[Extracts from a graphics dataset]
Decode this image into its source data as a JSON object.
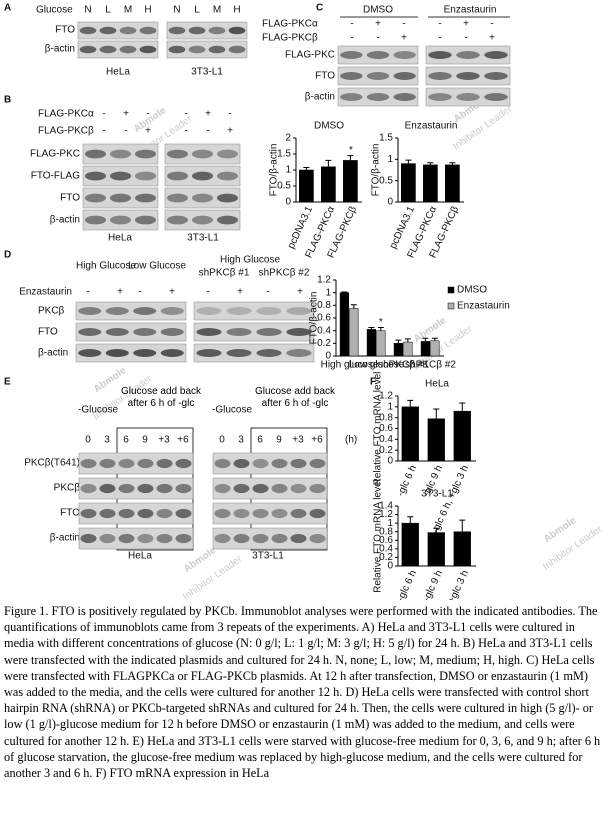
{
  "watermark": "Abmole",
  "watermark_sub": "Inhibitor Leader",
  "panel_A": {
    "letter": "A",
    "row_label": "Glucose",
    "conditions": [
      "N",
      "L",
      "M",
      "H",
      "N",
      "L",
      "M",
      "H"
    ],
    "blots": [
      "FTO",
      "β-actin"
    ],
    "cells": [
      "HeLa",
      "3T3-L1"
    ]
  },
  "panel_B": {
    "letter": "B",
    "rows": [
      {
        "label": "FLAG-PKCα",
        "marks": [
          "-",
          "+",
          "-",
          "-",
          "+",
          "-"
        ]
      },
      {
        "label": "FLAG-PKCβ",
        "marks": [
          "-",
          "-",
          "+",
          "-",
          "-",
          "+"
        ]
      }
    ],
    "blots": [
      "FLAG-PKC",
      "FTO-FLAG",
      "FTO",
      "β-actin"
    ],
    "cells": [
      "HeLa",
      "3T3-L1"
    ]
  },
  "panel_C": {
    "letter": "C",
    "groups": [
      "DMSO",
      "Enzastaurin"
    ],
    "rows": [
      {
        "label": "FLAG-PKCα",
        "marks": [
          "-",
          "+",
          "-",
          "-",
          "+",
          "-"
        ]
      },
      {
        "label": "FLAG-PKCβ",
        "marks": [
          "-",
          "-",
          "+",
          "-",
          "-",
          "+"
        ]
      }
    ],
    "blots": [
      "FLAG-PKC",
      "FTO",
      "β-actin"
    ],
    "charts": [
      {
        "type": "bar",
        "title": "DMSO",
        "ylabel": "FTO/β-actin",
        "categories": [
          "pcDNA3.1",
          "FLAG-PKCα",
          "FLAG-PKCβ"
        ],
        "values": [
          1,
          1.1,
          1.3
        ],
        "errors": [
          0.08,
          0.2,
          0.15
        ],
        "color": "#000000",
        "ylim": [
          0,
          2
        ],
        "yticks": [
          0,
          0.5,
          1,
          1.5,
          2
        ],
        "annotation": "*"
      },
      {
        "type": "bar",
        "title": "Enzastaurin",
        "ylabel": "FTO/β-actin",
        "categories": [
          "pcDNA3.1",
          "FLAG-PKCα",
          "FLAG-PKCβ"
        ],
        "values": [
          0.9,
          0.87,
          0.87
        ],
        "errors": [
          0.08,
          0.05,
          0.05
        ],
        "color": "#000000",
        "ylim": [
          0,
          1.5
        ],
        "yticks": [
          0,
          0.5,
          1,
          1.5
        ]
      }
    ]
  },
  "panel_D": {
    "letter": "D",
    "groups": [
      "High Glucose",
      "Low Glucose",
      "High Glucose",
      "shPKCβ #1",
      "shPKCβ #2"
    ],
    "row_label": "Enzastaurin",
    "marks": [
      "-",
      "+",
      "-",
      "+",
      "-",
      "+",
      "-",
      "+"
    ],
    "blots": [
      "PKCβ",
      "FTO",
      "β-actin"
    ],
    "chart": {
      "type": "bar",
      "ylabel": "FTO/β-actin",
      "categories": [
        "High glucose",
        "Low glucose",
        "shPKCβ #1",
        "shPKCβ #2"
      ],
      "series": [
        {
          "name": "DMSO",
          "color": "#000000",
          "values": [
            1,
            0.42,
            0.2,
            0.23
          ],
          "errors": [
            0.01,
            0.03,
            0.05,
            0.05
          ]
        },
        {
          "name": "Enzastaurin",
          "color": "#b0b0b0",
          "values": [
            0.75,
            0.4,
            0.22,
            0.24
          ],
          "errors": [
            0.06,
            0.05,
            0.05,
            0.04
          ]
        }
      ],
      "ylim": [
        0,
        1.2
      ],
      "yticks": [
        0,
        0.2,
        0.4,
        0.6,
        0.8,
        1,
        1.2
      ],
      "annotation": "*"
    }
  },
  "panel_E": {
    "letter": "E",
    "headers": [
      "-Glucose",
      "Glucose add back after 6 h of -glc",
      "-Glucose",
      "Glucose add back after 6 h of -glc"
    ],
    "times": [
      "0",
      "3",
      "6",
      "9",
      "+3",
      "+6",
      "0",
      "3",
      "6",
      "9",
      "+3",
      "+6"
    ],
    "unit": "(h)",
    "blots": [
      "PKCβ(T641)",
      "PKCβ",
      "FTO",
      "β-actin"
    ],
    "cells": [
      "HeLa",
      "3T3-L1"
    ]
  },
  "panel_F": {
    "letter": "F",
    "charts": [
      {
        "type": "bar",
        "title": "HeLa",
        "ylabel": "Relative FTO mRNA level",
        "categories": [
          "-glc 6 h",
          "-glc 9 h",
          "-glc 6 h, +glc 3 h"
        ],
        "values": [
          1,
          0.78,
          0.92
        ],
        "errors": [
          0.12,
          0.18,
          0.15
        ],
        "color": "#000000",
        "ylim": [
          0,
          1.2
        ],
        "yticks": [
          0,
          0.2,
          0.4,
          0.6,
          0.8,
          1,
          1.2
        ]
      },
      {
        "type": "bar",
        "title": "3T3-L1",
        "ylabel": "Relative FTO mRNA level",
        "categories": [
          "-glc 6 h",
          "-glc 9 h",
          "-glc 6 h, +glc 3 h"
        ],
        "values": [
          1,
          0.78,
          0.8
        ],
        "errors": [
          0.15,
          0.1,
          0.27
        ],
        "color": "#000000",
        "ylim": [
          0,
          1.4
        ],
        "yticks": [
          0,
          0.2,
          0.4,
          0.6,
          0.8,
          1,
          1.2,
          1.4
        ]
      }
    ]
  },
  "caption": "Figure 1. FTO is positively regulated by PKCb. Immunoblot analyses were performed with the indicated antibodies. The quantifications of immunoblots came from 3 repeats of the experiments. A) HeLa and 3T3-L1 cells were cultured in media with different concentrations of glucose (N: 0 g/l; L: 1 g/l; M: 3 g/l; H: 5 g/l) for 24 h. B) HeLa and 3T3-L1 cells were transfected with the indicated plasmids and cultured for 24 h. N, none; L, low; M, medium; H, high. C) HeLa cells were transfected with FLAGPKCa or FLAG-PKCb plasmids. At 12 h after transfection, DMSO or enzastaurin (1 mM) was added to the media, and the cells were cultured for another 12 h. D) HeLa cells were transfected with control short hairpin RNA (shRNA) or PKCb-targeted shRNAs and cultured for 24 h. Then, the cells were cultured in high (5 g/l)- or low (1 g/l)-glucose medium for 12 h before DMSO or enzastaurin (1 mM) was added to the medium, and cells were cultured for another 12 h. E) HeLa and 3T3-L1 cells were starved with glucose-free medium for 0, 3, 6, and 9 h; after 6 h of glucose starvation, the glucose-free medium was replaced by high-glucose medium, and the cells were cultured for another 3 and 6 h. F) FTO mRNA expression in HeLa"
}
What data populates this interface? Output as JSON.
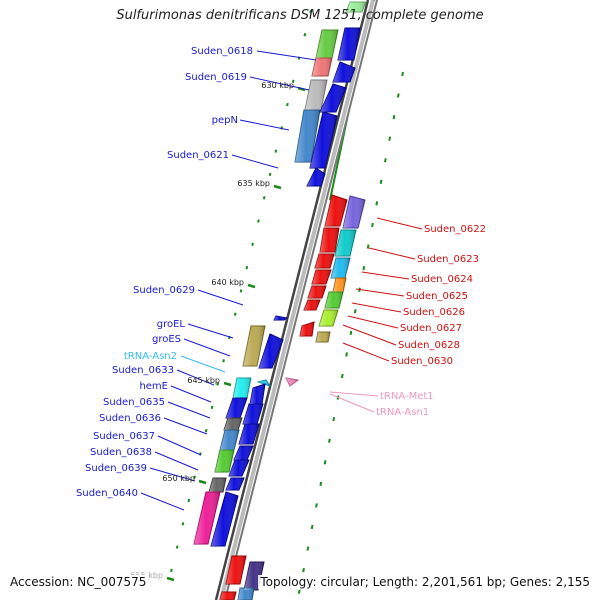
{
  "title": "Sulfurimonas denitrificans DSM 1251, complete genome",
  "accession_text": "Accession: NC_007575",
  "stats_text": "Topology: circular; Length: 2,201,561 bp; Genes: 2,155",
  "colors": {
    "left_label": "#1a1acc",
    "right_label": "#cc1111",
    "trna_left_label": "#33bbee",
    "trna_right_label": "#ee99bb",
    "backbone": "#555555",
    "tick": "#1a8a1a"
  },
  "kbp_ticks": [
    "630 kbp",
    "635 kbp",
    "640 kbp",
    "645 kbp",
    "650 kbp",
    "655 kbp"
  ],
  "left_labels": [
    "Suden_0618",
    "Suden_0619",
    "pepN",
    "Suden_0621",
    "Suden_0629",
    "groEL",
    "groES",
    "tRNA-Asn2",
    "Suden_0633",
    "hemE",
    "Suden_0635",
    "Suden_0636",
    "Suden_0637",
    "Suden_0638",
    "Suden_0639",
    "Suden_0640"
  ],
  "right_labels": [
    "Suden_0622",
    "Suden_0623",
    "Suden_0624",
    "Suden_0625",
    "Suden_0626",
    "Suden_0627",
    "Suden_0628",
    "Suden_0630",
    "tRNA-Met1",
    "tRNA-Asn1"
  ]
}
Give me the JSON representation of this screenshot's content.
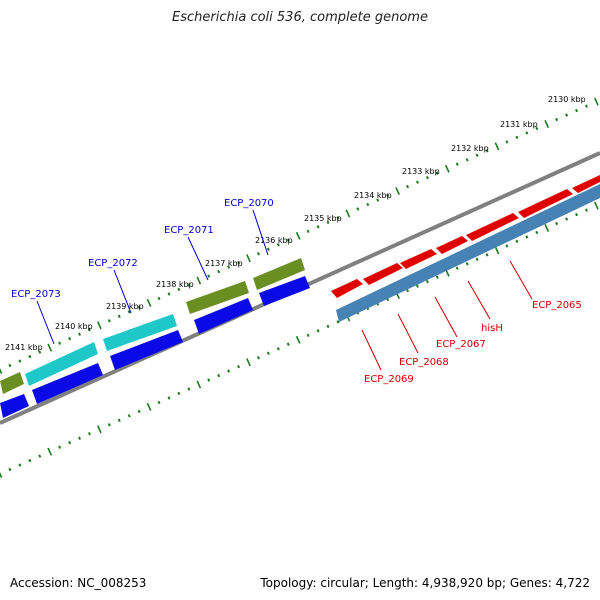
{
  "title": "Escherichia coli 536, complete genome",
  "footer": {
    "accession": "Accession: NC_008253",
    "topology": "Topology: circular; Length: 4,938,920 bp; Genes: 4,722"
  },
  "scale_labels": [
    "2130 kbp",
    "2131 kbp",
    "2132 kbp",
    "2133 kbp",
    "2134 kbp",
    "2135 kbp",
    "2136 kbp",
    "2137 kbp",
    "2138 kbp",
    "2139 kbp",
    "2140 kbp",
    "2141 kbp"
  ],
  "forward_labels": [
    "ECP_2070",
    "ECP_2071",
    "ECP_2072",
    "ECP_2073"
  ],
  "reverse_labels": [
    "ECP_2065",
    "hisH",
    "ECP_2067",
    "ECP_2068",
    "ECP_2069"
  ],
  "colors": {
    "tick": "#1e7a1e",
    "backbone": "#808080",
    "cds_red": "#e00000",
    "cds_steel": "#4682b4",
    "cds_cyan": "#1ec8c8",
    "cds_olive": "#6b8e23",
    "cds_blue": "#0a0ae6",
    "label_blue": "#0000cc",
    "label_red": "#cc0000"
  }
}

PROBLEM:
Count every line of the records that includes "circular", and give that number with no other words.

RESPONSE BELOW:
2